Go through the records underneath and write each one out again exactly.

──────────

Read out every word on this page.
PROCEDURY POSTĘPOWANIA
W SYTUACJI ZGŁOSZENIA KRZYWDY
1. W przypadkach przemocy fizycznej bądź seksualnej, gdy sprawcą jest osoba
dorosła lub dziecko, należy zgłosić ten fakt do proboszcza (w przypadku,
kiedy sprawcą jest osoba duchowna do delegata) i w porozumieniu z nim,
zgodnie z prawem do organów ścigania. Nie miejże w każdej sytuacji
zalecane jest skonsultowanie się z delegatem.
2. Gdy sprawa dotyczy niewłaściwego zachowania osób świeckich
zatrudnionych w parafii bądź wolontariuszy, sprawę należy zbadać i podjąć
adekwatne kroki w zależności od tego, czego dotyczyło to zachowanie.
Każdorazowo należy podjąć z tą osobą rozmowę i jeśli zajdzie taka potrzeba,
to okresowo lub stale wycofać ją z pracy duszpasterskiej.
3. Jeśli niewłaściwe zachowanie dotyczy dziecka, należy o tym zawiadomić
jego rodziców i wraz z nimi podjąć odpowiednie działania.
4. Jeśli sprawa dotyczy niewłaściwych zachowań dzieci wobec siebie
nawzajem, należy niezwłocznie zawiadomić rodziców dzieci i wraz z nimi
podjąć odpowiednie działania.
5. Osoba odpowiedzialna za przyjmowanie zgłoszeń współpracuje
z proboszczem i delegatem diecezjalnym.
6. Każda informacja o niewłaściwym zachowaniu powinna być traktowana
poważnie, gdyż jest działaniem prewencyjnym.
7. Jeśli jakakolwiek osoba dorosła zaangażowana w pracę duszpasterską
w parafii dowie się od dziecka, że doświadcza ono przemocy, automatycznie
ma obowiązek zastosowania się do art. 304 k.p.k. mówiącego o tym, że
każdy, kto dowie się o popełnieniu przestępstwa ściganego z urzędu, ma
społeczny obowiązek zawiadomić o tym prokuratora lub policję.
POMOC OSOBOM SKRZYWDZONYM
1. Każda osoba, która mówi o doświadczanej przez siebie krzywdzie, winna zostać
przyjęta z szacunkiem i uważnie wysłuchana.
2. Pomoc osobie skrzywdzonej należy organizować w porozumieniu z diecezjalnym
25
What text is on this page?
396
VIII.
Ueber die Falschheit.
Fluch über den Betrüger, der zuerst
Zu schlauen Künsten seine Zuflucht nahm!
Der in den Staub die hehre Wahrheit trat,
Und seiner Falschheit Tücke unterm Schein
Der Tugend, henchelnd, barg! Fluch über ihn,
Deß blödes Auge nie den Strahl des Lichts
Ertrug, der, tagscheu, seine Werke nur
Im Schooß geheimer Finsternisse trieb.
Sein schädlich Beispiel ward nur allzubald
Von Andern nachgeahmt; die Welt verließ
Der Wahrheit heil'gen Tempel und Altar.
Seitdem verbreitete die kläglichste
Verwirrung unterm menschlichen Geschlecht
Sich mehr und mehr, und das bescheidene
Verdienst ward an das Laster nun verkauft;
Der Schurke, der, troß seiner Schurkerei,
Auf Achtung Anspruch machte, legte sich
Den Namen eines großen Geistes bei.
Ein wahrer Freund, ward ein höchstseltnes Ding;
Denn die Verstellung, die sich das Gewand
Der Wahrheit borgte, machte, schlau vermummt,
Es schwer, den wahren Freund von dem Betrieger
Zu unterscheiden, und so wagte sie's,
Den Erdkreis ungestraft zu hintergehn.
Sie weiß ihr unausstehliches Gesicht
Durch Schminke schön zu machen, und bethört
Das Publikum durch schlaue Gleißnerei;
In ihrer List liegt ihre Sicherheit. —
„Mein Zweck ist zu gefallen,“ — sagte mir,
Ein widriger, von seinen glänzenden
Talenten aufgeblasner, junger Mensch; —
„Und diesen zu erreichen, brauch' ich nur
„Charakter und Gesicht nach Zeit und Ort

──────────

> [RESULT OF THE EXERCISE]:
Read out every word on this page.
PROCEDURY POSTĘPOWANIA
W SYTUACJI ZGŁOSZENIA KRZYWDY
1. W przypadkach przemocy fizycznej bądź seksualnej, gdy sprawcą jest osoba
dorosła lub dziecko, należy zgłosić ten fakt do proboszcza (w przypadku,
kiedy sprawcą jest osoba duchowna do delegata) i w porozumieniu z nim,
zgodnie z prawem do organów ścigania. Nie miejże w każdej sytuacji
zalecane jest skonsultowanie się z delegatem.
2. Gdy sprawa dotyczy niewłaściwego zachowania osób świeckich
zatrudnionych w parafii bądź wolontariuszy, sprawę należy zbadać i podjąć
adekwatne kroki w zależności od tego, czego dotyczyło to zachowanie.
Każdorazowo należy podjąć z tą osobą rozmowę i jeśli zajdzie taka potrzeba,
to okresowo lub stale wycofać ją z pracy duszpasterskiej.
3. Jeśli niewłaściwe zachowanie dotyczy dziecka, należy o tym zawiadomić
jego rodziców i wraz z nimi podjąć odpowiednie działania.
4. Jeśli sprawa dotyczy niewłaściwych zachowań dzieci wobec siebie
nawzajem, należy niezwłocznie zawiadomić rodziców dzieci i wraz z nimi
podjąć odpowiednie działania.
5. Osoba odpowiedzialna za przyjmowanie zgłoszeń współpracuje
z proboszczem i delegatem diecezjalnym.
6. Każda informacja o niewłaściwym zachowaniu powinna być traktowana
poważnie, gdyż jest działaniem prewencyjnym.
7. Jeśli jakakolwiek osoba dorosła zaangażowana w pracę duszpasterską
w parafii dowie się od dziecka, że doświadcza ono przemocy, automatycznie
ma obowiązek zastosowania się do art. 304 k.p.k. mówiącego o tym, że
każdy, kto dowie się o popełnieniu przestępstwa ściganego z urzędu, ma
społeczny obowiązek zawiadomić o tym prokuratora lub policję.
POMOC OSOBOM SKRZYWDZONYM
1. Każda osoba, która mówi o doświadczanej przez siebie krzywdzie, winna zostać
przyjęta z szacunkiem i uważnie wysłuchana.
2. Pomoc osobie skrzywdzonej należy organizować w porozumieniu z diecezjalnym
25
What text is on this page?
396
VIII.
Ueber die Falschheit.
Fluch über den Betrüger, der zuerst
Zu schlauen Künsten seine Zuflucht nahm!
Der in den Staub die hehre Wahrheit trat,
Und seiner Falschheit Tücke unterm Schein
Der Tugend, henchelnd, barg! Fluch über ihn,
Deß blödes Auge nie den Strahl des Lichts
Ertrug, der, tagscheu, seine Werke nur
Im Schooß geheimer Finsternisse trieb.
Sein schädlich Beispiel ward nur allzubald
Von Andern nachgeahmt; die Welt verließ
Der Wahrheit heil'gen Tempel und Altar.
Seitdem verbreitete die kläglichste
Verwirrung unterm menschlichen Geschlecht
Sich mehr und mehr, und das bescheidene
Verdienst ward an das Laster nun verkauft;
Der Schurke, der, troß seiner Schurkerei,
Auf Achtung Anspruch machte, legte sich
Den Namen eines großen Geistes bei.
Ein wahrer Freund, ward ein höchstseltnes Ding;
Denn die Verstellung, die sich das Gewand
Der Wahrheit borgte, machte, schlau vermummt,
Es schwer, den wahren Freund von dem Betrieger
Zu unterscheiden, und so wagte sie's,
Den Erdkreis ungestraft zu hintergehn.
Sie weiß ihr unausstehliches Gesicht
Durch Schminke schön zu machen, und bethört
Das Publikum durch schlaue Gleißnerei;
In ihrer List liegt ihre Sicherheit. —
„Mein Zweck ist zu gefallen,“ — sagte mir,
Ein widriger, von seinen glänzenden
Talenten aufgeblasner, junger Mensch; —
„Und diesen zu erreichen, brauch' ich nur
„Charakter und Gesicht nach Zeit und Ort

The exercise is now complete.